» **Exercise goal**: Copy all lines in which the word "title" can be found.

[Saved data entries]
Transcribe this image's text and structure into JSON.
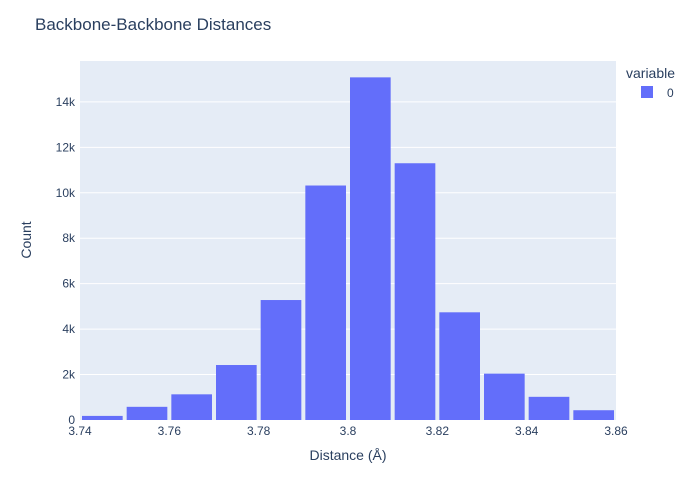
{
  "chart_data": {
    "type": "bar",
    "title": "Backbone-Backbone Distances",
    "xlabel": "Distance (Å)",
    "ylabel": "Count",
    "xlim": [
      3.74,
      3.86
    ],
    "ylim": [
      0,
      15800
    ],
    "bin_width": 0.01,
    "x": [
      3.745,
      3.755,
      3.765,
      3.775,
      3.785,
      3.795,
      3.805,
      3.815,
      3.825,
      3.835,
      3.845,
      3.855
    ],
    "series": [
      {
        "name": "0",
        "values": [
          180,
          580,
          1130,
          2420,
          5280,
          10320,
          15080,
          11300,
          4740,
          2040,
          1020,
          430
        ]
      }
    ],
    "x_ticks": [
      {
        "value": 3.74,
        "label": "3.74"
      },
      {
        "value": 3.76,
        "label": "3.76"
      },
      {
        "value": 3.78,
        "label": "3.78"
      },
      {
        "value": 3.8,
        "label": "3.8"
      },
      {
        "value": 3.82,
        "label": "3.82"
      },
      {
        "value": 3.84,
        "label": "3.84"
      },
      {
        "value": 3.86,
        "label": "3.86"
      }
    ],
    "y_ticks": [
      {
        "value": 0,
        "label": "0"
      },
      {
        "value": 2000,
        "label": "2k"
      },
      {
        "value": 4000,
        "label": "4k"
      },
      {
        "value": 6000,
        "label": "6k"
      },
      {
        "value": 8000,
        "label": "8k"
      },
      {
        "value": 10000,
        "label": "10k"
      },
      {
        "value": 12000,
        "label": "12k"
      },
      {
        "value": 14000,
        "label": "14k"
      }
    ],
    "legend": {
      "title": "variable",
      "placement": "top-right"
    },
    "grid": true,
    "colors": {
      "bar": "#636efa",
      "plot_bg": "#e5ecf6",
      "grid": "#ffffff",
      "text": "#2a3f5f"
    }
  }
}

» **Answer for the task**:
    "title": "Backbone-Backbone Distances",
      "title": "variable",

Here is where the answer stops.